* Begin *

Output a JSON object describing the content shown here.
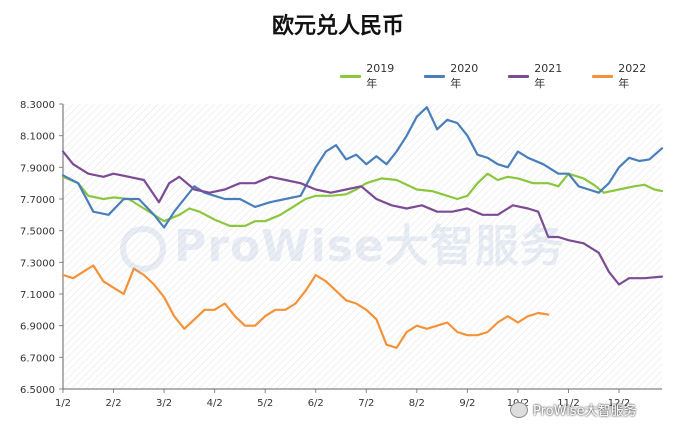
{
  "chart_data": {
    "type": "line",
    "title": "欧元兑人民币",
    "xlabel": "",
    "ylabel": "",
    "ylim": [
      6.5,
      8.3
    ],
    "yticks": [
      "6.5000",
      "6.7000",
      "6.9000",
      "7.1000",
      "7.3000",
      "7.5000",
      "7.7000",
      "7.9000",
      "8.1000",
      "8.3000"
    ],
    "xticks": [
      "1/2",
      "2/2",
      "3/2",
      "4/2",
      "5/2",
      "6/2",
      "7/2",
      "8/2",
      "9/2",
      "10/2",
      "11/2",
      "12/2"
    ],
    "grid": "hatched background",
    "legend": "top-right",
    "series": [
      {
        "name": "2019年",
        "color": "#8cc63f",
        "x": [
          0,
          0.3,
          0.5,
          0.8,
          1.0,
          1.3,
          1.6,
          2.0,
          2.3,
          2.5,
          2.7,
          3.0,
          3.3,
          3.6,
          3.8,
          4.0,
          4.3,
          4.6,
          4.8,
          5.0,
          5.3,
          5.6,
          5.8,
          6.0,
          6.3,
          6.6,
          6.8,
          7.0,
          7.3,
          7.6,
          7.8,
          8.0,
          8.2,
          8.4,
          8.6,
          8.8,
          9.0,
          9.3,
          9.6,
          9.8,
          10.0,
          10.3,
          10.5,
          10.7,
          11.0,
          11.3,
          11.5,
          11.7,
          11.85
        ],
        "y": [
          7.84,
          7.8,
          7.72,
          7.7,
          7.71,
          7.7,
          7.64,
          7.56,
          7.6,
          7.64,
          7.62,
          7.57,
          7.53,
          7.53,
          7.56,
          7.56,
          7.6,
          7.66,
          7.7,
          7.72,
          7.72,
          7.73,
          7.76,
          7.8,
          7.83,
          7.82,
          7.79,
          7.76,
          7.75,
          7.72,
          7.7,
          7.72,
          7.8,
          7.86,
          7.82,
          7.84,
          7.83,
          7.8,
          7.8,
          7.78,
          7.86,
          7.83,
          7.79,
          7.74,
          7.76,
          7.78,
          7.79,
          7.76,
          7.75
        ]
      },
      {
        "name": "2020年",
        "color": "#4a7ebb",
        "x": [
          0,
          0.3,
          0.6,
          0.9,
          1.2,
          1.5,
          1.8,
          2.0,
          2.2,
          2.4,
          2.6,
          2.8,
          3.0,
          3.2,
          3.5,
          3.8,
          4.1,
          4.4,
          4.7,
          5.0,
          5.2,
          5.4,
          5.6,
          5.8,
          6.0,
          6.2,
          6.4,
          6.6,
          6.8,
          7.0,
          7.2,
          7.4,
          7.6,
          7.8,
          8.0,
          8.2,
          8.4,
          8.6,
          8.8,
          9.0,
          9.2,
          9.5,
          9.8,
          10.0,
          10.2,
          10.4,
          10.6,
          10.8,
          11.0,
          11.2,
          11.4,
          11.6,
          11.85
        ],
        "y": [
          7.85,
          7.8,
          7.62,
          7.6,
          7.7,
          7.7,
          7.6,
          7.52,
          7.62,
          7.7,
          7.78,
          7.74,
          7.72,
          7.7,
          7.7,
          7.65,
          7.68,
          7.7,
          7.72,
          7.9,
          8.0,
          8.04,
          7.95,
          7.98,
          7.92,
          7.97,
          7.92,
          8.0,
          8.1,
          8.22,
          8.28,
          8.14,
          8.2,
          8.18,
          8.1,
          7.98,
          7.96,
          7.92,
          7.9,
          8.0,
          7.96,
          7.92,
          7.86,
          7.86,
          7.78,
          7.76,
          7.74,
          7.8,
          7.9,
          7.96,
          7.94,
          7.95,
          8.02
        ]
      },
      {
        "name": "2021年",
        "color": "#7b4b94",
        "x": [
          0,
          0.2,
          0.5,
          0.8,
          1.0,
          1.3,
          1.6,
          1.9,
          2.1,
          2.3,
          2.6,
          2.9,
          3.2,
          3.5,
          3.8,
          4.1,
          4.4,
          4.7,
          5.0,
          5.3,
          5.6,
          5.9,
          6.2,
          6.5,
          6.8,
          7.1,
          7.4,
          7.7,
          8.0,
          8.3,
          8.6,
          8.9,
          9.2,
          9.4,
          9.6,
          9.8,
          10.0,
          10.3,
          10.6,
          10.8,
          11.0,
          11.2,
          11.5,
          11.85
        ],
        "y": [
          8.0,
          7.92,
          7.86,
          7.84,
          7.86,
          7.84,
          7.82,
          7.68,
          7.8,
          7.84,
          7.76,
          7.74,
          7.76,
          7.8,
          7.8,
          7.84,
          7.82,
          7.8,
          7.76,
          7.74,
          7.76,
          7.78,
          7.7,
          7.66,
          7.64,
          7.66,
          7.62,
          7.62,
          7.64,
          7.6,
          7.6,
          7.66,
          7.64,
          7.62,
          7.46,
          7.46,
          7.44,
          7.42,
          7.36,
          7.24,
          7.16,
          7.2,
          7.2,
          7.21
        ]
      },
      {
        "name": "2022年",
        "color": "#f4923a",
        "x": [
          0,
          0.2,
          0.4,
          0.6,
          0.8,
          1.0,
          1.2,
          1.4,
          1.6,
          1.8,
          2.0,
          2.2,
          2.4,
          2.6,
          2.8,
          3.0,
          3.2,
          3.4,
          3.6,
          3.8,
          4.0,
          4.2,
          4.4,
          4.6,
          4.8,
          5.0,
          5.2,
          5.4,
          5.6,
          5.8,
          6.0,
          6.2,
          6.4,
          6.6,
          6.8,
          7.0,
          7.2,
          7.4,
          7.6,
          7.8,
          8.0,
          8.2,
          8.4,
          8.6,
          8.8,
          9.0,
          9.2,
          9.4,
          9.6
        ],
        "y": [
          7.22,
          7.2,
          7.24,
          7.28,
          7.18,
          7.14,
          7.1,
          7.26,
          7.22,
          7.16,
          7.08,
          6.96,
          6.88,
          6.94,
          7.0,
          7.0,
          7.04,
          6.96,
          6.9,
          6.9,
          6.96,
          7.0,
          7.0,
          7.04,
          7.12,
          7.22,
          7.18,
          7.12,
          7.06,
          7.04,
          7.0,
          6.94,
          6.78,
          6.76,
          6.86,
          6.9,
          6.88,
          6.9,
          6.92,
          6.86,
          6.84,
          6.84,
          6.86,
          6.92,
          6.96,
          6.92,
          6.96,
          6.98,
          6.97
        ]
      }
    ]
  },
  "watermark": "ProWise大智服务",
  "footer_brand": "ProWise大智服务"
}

* End *

▶ [To do]:
Transcribe the entries above verbatim, omitting their pictures.

▶ [Result]:
Output a JSON object describing the content shown here.
{
  "chart_data": {
    "type": "line",
    "title": "欧元兑人民币",
    "xlabel": "",
    "ylabel": "",
    "ylim": [
      6.5,
      8.3
    ],
    "yticks": [
      "6.5000",
      "6.7000",
      "6.9000",
      "7.1000",
      "7.3000",
      "7.5000",
      "7.7000",
      "7.9000",
      "8.1000",
      "8.3000"
    ],
    "xticks": [
      "1/2",
      "2/2",
      "3/2",
      "4/2",
      "5/2",
      "6/2",
      "7/2",
      "8/2",
      "9/2",
      "10/2",
      "11/2",
      "12/2"
    ],
    "grid": "hatched background",
    "legend": "top-right",
    "series": [
      {
        "name": "2019年",
        "color": "#8cc63f",
        "x": [
          0,
          0.3,
          0.5,
          0.8,
          1.0,
          1.3,
          1.6,
          2.0,
          2.3,
          2.5,
          2.7,
          3.0,
          3.3,
          3.6,
          3.8,
          4.0,
          4.3,
          4.6,
          4.8,
          5.0,
          5.3,
          5.6,
          5.8,
          6.0,
          6.3,
          6.6,
          6.8,
          7.0,
          7.3,
          7.6,
          7.8,
          8.0,
          8.2,
          8.4,
          8.6,
          8.8,
          9.0,
          9.3,
          9.6,
          9.8,
          10.0,
          10.3,
          10.5,
          10.7,
          11.0,
          11.3,
          11.5,
          11.7,
          11.85
        ],
        "y": [
          7.84,
          7.8,
          7.72,
          7.7,
          7.71,
          7.7,
          7.64,
          7.56,
          7.6,
          7.64,
          7.62,
          7.57,
          7.53,
          7.53,
          7.56,
          7.56,
          7.6,
          7.66,
          7.7,
          7.72,
          7.72,
          7.73,
          7.76,
          7.8,
          7.83,
          7.82,
          7.79,
          7.76,
          7.75,
          7.72,
          7.7,
          7.72,
          7.8,
          7.86,
          7.82,
          7.84,
          7.83,
          7.8,
          7.8,
          7.78,
          7.86,
          7.83,
          7.79,
          7.74,
          7.76,
          7.78,
          7.79,
          7.76,
          7.75
        ]
      },
      {
        "name": "2020年",
        "color": "#4a7ebb",
        "x": [
          0,
          0.3,
          0.6,
          0.9,
          1.2,
          1.5,
          1.8,
          2.0,
          2.2,
          2.4,
          2.6,
          2.8,
          3.0,
          3.2,
          3.5,
          3.8,
          4.1,
          4.4,
          4.7,
          5.0,
          5.2,
          5.4,
          5.6,
          5.8,
          6.0,
          6.2,
          6.4,
          6.6,
          6.8,
          7.0,
          7.2,
          7.4,
          7.6,
          7.8,
          8.0,
          8.2,
          8.4,
          8.6,
          8.8,
          9.0,
          9.2,
          9.5,
          9.8,
          10.0,
          10.2,
          10.4,
          10.6,
          10.8,
          11.0,
          11.2,
          11.4,
          11.6,
          11.85
        ],
        "y": [
          7.85,
          7.8,
          7.62,
          7.6,
          7.7,
          7.7,
          7.6,
          7.52,
          7.62,
          7.7,
          7.78,
          7.74,
          7.72,
          7.7,
          7.7,
          7.65,
          7.68,
          7.7,
          7.72,
          7.9,
          8.0,
          8.04,
          7.95,
          7.98,
          7.92,
          7.97,
          7.92,
          8.0,
          8.1,
          8.22,
          8.28,
          8.14,
          8.2,
          8.18,
          8.1,
          7.98,
          7.96,
          7.92,
          7.9,
          8.0,
          7.96,
          7.92,
          7.86,
          7.86,
          7.78,
          7.76,
          7.74,
          7.8,
          7.9,
          7.96,
          7.94,
          7.95,
          8.02
        ]
      },
      {
        "name": "2021年",
        "color": "#7b4b94",
        "x": [
          0,
          0.2,
          0.5,
          0.8,
          1.0,
          1.3,
          1.6,
          1.9,
          2.1,
          2.3,
          2.6,
          2.9,
          3.2,
          3.5,
          3.8,
          4.1,
          4.4,
          4.7,
          5.0,
          5.3,
          5.6,
          5.9,
          6.2,
          6.5,
          6.8,
          7.1,
          7.4,
          7.7,
          8.0,
          8.3,
          8.6,
          8.9,
          9.2,
          9.4,
          9.6,
          9.8,
          10.0,
          10.3,
          10.6,
          10.8,
          11.0,
          11.2,
          11.5,
          11.85
        ],
        "y": [
          8.0,
          7.92,
          7.86,
          7.84,
          7.86,
          7.84,
          7.82,
          7.68,
          7.8,
          7.84,
          7.76,
          7.74,
          7.76,
          7.8,
          7.8,
          7.84,
          7.82,
          7.8,
          7.76,
          7.74,
          7.76,
          7.78,
          7.7,
          7.66,
          7.64,
          7.66,
          7.62,
          7.62,
          7.64,
          7.6,
          7.6,
          7.66,
          7.64,
          7.62,
          7.46,
          7.46,
          7.44,
          7.42,
          7.36,
          7.24,
          7.16,
          7.2,
          7.2,
          7.21
        ]
      },
      {
        "name": "2022年",
        "color": "#f4923a",
        "x": [
          0,
          0.2,
          0.4,
          0.6,
          0.8,
          1.0,
          1.2,
          1.4,
          1.6,
          1.8,
          2.0,
          2.2,
          2.4,
          2.6,
          2.8,
          3.0,
          3.2,
          3.4,
          3.6,
          3.8,
          4.0,
          4.2,
          4.4,
          4.6,
          4.8,
          5.0,
          5.2,
          5.4,
          5.6,
          5.8,
          6.0,
          6.2,
          6.4,
          6.6,
          6.8,
          7.0,
          7.2,
          7.4,
          7.6,
          7.8,
          8.0,
          8.2,
          8.4,
          8.6,
          8.8,
          9.0,
          9.2,
          9.4,
          9.6
        ],
        "y": [
          7.22,
          7.2,
          7.24,
          7.28,
          7.18,
          7.14,
          7.1,
          7.26,
          7.22,
          7.16,
          7.08,
          6.96,
          6.88,
          6.94,
          7.0,
          7.0,
          7.04,
          6.96,
          6.9,
          6.9,
          6.96,
          7.0,
          7.0,
          7.04,
          7.12,
          7.22,
          7.18,
          7.12,
          7.06,
          7.04,
          7.0,
          6.94,
          6.78,
          6.76,
          6.86,
          6.9,
          6.88,
          6.9,
          6.92,
          6.86,
          6.84,
          6.84,
          6.86,
          6.92,
          6.96,
          6.92,
          6.96,
          6.98,
          6.97
        ]
      }
    ]
  },
  "watermark": "ProWise大智服务",
  "footer_brand": "ProWise大智服务"
}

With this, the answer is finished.